━━━━━ Data to process

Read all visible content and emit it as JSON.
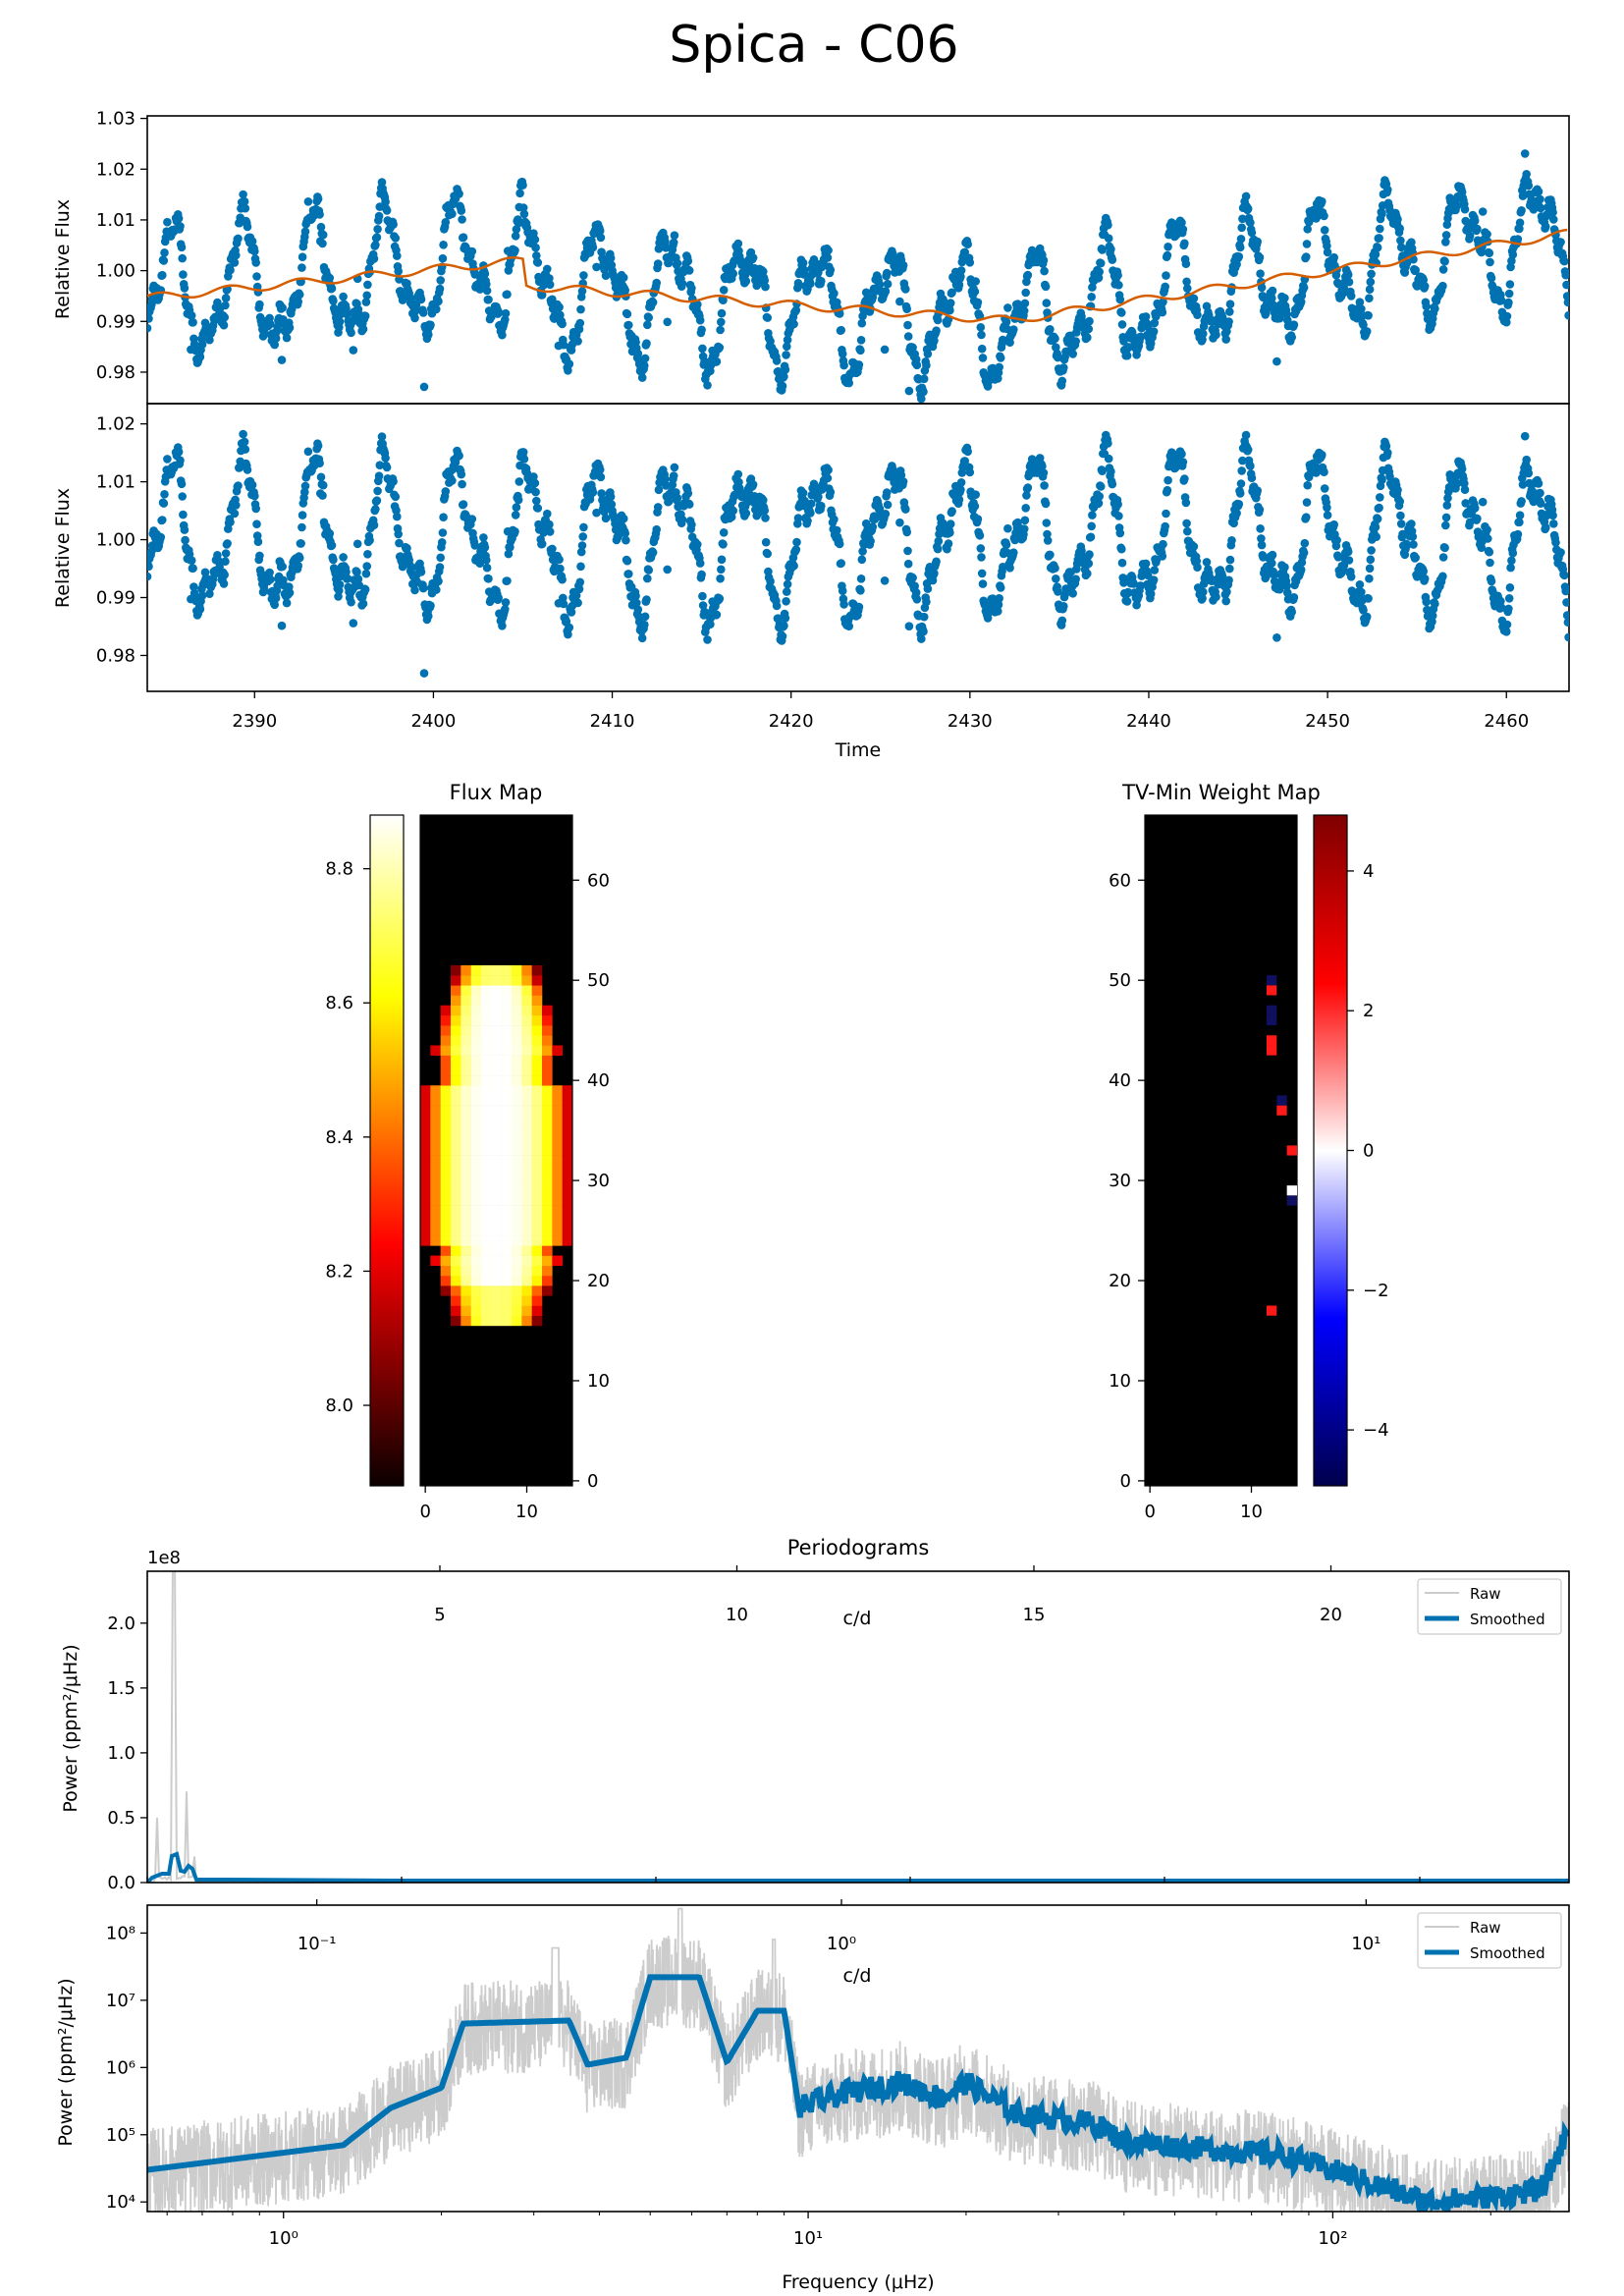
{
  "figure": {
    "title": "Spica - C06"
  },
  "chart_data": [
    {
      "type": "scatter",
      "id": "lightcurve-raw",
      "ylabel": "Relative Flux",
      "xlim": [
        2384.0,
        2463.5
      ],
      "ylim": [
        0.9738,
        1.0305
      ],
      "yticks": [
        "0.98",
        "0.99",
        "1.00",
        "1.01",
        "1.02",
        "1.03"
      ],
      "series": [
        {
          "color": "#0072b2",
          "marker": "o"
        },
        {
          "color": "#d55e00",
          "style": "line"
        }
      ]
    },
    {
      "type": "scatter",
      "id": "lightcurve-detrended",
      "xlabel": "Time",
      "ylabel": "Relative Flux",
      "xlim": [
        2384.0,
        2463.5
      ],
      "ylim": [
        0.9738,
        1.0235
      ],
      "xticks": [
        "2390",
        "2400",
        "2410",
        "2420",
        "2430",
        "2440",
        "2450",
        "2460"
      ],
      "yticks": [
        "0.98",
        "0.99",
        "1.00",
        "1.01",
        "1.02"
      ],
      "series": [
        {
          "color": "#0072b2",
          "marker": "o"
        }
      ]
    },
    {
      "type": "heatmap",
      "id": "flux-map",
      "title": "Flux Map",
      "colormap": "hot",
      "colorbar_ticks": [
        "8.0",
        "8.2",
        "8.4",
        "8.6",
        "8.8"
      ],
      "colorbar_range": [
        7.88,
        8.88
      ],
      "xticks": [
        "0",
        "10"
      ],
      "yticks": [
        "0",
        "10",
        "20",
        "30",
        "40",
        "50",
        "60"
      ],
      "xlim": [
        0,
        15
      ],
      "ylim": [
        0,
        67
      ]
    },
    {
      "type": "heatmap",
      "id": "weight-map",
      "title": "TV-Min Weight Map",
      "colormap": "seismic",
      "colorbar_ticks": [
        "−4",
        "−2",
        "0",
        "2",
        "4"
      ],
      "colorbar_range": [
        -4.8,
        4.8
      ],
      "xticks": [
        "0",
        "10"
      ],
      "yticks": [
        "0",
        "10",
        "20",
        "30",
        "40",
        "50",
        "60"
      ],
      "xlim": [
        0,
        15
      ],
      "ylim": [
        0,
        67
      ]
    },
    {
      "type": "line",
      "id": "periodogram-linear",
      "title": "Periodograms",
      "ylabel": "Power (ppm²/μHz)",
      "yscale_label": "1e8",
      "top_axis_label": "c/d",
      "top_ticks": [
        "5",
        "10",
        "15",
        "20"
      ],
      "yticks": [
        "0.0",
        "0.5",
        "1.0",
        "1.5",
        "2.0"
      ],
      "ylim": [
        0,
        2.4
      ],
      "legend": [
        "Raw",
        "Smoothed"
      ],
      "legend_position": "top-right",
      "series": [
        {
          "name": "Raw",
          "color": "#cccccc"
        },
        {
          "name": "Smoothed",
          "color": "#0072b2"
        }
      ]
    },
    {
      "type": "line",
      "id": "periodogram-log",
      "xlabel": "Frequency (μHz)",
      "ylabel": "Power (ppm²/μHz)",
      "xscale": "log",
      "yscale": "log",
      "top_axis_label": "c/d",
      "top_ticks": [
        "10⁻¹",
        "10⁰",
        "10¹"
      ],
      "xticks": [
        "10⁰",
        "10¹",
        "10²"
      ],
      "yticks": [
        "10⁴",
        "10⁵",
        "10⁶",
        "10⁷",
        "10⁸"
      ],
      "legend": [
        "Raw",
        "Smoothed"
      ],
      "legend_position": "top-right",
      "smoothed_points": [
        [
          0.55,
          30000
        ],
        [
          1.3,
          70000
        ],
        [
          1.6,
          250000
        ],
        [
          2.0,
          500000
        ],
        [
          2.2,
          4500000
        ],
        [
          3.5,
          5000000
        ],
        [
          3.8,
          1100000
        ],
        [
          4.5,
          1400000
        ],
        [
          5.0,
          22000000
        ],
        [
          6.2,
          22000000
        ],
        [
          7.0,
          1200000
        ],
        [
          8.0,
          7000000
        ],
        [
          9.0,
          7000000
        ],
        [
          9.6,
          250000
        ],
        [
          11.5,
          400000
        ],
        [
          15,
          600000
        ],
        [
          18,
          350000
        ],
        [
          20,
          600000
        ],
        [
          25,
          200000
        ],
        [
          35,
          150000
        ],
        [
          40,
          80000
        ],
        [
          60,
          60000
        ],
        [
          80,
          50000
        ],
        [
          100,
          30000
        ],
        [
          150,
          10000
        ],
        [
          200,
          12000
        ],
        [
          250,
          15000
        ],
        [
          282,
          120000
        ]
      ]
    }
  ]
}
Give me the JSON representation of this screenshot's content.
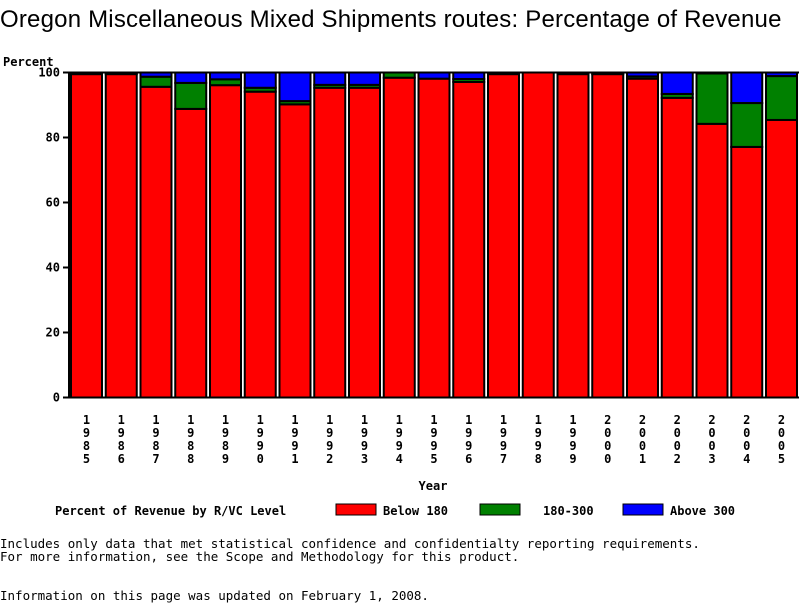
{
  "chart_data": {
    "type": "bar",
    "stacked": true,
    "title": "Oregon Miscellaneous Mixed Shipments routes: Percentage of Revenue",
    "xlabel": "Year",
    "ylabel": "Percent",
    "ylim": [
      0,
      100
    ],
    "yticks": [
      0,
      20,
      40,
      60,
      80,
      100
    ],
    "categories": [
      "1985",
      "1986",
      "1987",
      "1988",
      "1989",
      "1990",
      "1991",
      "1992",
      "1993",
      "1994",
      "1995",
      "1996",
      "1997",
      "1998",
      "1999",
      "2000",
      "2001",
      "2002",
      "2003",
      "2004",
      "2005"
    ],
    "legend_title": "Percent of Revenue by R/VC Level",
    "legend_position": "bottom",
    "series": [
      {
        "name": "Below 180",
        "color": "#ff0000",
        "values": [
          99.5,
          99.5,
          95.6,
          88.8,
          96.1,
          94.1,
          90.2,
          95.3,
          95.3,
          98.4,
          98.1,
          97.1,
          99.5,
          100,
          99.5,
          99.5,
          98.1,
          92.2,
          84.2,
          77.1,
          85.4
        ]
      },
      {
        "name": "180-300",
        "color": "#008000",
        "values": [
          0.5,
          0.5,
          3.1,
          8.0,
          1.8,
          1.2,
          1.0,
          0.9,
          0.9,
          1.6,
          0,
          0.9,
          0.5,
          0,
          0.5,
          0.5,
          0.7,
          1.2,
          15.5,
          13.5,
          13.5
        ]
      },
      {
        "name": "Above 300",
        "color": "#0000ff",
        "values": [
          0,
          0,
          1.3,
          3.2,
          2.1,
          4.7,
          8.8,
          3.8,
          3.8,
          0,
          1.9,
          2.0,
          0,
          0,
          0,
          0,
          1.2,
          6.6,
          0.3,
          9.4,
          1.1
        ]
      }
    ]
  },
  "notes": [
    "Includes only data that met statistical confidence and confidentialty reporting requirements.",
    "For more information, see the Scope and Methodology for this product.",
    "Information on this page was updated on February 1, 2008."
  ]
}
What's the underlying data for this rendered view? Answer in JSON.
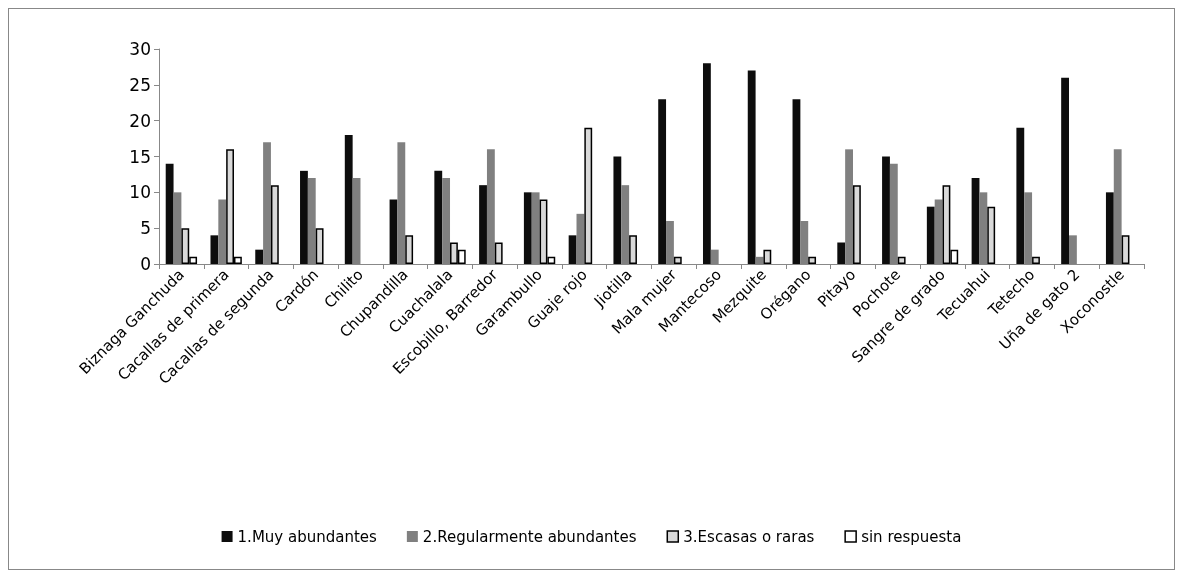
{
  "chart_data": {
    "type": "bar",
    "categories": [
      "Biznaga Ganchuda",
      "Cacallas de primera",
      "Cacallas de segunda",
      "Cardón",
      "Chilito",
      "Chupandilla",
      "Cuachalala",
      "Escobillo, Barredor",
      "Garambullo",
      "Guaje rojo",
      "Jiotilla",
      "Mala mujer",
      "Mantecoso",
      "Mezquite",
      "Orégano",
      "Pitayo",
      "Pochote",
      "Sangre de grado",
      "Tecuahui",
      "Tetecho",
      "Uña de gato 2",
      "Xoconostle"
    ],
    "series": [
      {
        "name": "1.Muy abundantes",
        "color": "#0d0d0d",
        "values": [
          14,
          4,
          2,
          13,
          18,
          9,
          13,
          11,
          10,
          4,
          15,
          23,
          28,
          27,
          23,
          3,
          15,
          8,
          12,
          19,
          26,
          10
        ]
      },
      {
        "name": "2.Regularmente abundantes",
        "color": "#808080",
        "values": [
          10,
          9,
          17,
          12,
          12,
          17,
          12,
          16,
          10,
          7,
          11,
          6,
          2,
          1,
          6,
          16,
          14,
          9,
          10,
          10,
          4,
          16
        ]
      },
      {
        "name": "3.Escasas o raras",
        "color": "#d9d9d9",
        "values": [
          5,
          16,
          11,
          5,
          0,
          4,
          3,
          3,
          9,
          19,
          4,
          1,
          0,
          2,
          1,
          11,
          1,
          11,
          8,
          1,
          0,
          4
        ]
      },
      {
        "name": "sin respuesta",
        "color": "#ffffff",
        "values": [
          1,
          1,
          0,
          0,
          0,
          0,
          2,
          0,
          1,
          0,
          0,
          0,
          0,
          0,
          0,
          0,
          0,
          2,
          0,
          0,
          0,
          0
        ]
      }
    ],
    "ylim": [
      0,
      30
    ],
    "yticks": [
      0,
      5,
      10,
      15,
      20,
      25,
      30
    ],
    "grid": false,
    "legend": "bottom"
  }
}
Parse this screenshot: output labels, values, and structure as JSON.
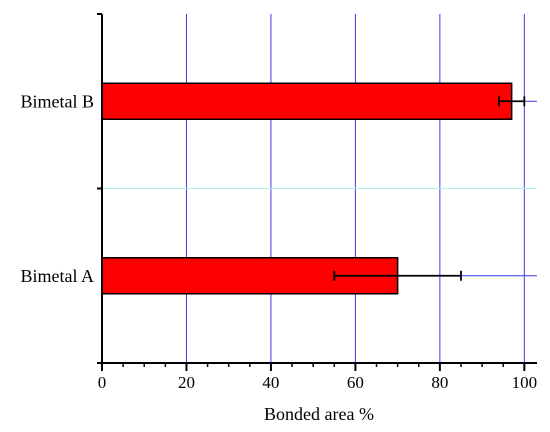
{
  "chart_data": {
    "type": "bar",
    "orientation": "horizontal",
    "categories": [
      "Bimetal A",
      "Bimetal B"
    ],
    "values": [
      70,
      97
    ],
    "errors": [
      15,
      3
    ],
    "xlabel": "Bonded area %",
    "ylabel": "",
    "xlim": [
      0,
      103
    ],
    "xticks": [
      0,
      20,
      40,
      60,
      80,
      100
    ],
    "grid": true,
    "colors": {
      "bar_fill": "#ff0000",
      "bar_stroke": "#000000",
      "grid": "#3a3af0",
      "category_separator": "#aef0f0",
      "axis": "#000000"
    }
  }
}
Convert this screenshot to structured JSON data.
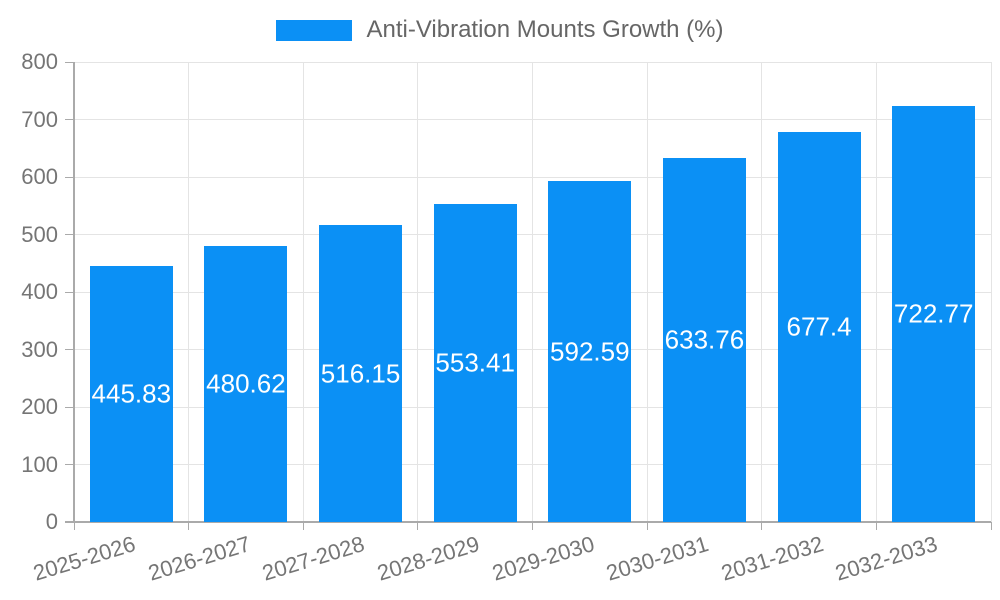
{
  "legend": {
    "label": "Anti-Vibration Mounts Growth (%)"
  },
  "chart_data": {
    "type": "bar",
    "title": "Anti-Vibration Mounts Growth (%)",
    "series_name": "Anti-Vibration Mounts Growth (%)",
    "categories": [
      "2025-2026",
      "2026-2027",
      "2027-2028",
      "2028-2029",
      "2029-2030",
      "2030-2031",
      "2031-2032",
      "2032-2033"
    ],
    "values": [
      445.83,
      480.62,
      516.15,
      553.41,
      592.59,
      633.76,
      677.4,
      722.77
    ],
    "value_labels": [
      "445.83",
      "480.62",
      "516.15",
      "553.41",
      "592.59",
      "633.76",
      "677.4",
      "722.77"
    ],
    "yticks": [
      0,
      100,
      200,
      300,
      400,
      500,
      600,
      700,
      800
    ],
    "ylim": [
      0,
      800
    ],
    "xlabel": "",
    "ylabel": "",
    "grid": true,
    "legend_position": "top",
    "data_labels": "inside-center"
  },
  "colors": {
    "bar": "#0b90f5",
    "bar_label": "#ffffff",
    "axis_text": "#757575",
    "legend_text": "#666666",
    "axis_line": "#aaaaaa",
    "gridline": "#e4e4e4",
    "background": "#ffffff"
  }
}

━━━━━━━━━━

Problem details - From the data, list each line in which the string "bottom" appears.

Task solution -
    "legend_position": "bottom",
    "legend": "bottom"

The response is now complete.